Repeat each line word for word.

<<<<

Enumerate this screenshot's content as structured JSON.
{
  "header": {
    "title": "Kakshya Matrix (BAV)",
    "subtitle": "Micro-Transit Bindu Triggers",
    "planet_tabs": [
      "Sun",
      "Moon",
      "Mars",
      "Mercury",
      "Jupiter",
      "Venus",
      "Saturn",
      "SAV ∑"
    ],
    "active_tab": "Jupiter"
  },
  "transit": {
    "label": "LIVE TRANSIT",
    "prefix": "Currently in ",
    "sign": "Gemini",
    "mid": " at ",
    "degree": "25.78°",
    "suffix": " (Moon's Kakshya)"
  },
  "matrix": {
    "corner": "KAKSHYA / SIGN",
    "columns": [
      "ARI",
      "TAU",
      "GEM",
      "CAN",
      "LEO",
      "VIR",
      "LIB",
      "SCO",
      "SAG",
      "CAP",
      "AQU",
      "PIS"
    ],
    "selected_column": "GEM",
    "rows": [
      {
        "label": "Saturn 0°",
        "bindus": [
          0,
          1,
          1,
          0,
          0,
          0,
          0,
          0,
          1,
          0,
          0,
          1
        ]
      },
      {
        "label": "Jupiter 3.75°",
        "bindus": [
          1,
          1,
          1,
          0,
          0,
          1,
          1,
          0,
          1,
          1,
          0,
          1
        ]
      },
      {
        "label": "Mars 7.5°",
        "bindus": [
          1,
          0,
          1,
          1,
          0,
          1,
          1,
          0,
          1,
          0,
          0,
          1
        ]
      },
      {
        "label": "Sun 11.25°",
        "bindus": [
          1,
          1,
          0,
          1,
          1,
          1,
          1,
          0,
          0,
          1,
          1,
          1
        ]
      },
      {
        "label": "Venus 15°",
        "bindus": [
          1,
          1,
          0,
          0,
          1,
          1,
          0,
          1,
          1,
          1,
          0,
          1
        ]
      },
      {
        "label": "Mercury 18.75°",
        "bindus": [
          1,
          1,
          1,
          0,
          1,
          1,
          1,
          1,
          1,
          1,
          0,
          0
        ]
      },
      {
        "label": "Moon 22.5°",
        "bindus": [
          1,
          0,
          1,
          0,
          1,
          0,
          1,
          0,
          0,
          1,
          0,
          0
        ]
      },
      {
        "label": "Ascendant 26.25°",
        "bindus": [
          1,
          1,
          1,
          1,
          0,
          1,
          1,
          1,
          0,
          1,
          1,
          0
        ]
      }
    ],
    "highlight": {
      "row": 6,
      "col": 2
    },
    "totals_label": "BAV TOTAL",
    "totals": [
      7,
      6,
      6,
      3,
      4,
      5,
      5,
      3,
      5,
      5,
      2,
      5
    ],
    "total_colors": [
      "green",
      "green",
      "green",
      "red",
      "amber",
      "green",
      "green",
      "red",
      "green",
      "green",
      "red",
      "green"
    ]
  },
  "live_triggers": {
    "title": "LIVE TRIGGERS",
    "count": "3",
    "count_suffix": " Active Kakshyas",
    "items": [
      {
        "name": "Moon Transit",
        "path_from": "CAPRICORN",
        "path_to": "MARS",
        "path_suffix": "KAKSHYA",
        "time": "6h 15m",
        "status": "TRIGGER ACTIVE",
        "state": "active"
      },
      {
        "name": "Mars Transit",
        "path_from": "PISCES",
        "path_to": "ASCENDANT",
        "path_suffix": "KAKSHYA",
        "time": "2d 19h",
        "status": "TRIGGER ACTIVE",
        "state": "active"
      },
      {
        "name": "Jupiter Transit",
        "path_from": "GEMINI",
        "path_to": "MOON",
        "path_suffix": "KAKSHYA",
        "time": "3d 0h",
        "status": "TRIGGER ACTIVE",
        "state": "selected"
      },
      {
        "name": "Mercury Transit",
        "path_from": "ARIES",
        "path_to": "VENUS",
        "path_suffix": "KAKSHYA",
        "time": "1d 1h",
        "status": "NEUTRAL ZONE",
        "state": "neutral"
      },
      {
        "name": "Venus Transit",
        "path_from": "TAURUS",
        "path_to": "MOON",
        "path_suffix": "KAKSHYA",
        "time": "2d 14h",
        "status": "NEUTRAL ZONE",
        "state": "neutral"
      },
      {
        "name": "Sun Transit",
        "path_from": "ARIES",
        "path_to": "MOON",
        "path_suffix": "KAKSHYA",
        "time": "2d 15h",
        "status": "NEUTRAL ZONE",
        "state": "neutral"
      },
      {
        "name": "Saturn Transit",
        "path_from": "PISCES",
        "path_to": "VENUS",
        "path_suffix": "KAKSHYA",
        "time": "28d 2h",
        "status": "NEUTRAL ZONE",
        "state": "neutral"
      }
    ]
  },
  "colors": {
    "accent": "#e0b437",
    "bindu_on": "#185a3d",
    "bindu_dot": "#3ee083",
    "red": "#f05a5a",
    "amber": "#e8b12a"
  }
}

>>>>

### ANSWER BELOW:
Enumerate this screenshot's content as structured JSON.
{
  "header": {
    "title": "Kakshya Matrix (BAV)",
    "subtitle": "Micro-Transit Bindu Triggers",
    "planet_tabs": [
      "Sun",
      "Moon",
      "Mars",
      "Mercury",
      "Jupiter",
      "Venus",
      "Saturn",
      "SAV ∑"
    ],
    "active_tab": "Jupiter"
  },
  "transit": {
    "label": "LIVE TRANSIT",
    "prefix": "Currently in ",
    "sign": "Gemini",
    "mid": " at ",
    "degree": "25.78°",
    "suffix": " (Moon's Kakshya)"
  },
  "matrix": {
    "corner": "KAKSHYA / SIGN",
    "columns": [
      "ARI",
      "TAU",
      "GEM",
      "CAN",
      "LEO",
      "VIR",
      "LIB",
      "SCO",
      "SAG",
      "CAP",
      "AQU",
      "PIS"
    ],
    "selected_column": "GEM",
    "rows": [
      {
        "label": "Saturn 0°",
        "bindus": [
          0,
          1,
          1,
          0,
          0,
          0,
          0,
          0,
          1,
          0,
          0,
          1
        ]
      },
      {
        "label": "Jupiter 3.75°",
        "bindus": [
          1,
          1,
          1,
          0,
          0,
          1,
          1,
          0,
          1,
          1,
          0,
          1
        ]
      },
      {
        "label": "Mars 7.5°",
        "bindus": [
          1,
          0,
          1,
          1,
          0,
          1,
          1,
          0,
          1,
          0,
          0,
          1
        ]
      },
      {
        "label": "Sun 11.25°",
        "bindus": [
          1,
          1,
          0,
          1,
          1,
          1,
          1,
          0,
          0,
          1,
          1,
          1
        ]
      },
      {
        "label": "Venus 15°",
        "bindus": [
          1,
          1,
          0,
          0,
          1,
          1,
          0,
          1,
          1,
          1,
          0,
          1
        ]
      },
      {
        "label": "Mercury 18.75°",
        "bindus": [
          1,
          1,
          1,
          0,
          1,
          1,
          1,
          1,
          1,
          1,
          0,
          0
        ]
      },
      {
        "label": "Moon 22.5°",
        "bindus": [
          1,
          0,
          1,
          0,
          1,
          0,
          1,
          0,
          0,
          1,
          0,
          0
        ]
      },
      {
        "label": "Ascendant 26.25°",
        "bindus": [
          1,
          1,
          1,
          1,
          0,
          1,
          1,
          1,
          0,
          1,
          1,
          0
        ]
      }
    ],
    "highlight": {
      "row": 6,
      "col": 2
    },
    "totals_label": "BAV TOTAL",
    "totals": [
      7,
      6,
      6,
      3,
      4,
      5,
      5,
      3,
      5,
      5,
      2,
      5
    ],
    "total_colors": [
      "green",
      "green",
      "green",
      "red",
      "amber",
      "green",
      "green",
      "red",
      "green",
      "green",
      "red",
      "green"
    ]
  },
  "live_triggers": {
    "title": "LIVE TRIGGERS",
    "count": "3",
    "count_suffix": " Active Kakshyas",
    "items": [
      {
        "name": "Moon Transit",
        "path_from": "CAPRICORN",
        "path_to": "MARS",
        "path_suffix": "KAKSHYA",
        "time": "6h 15m",
        "status": "TRIGGER ACTIVE",
        "state": "active"
      },
      {
        "name": "Mars Transit",
        "path_from": "PISCES",
        "path_to": "ASCENDANT",
        "path_suffix": "KAKSHYA",
        "time": "2d 19h",
        "status": "TRIGGER ACTIVE",
        "state": "active"
      },
      {
        "name": "Jupiter Transit",
        "path_from": "GEMINI",
        "path_to": "MOON",
        "path_suffix": "KAKSHYA",
        "time": "3d 0h",
        "status": "TRIGGER ACTIVE",
        "state": "selected"
      },
      {
        "name": "Mercury Transit",
        "path_from": "ARIES",
        "path_to": "VENUS",
        "path_suffix": "KAKSHYA",
        "time": "1d 1h",
        "status": "NEUTRAL ZONE",
        "state": "neutral"
      },
      {
        "name": "Venus Transit",
        "path_from": "TAURUS",
        "path_to": "MOON",
        "path_suffix": "KAKSHYA",
        "time": "2d 14h",
        "status": "NEUTRAL ZONE",
        "state": "neutral"
      },
      {
        "name": "Sun Transit",
        "path_from": "ARIES",
        "path_to": "MOON",
        "path_suffix": "KAKSHYA",
        "time": "2d 15h",
        "status": "NEUTRAL ZONE",
        "state": "neutral"
      },
      {
        "name": "Saturn Transit",
        "path_from": "PISCES",
        "path_to": "VENUS",
        "path_suffix": "KAKSHYA",
        "time": "28d 2h",
        "status": "NEUTRAL ZONE",
        "state": "neutral"
      }
    ]
  },
  "colors": {
    "accent": "#e0b437",
    "bindu_on": "#185a3d",
    "bindu_dot": "#3ee083",
    "red": "#f05a5a",
    "amber": "#e8b12a"
  }
}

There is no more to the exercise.